Data for the task ->
□ □ □
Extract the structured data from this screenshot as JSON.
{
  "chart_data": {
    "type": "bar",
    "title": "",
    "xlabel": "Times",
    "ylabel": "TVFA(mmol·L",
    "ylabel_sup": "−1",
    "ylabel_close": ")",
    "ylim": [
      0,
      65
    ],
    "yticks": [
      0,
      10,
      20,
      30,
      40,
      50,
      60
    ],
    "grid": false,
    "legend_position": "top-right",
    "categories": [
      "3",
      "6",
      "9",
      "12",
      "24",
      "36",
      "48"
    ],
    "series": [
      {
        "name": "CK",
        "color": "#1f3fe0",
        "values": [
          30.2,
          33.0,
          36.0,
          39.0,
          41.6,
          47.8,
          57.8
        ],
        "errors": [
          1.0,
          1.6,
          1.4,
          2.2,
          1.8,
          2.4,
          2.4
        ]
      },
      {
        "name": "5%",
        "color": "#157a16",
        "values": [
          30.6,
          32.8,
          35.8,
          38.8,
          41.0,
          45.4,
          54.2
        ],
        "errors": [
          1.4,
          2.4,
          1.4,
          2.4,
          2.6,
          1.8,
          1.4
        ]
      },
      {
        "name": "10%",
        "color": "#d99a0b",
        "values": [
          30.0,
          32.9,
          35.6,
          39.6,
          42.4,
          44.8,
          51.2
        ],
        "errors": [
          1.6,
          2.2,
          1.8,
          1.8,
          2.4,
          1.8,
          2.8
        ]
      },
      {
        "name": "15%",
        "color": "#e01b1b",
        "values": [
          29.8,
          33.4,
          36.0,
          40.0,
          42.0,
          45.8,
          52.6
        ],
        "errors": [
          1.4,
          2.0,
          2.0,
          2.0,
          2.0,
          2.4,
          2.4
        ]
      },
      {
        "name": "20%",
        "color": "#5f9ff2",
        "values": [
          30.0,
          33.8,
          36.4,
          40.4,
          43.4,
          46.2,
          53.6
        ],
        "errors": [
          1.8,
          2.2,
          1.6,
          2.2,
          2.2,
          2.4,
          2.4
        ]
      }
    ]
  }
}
□ □ □
Work to do -> Gather each line in the data that holds the string "color".

Exercise solution ->
        "color": "#1f3fe0",
        "color": "#157a16",
        "color": "#d99a0b",
        "color": "#e01b1b",
        "color": "#5f9ff2",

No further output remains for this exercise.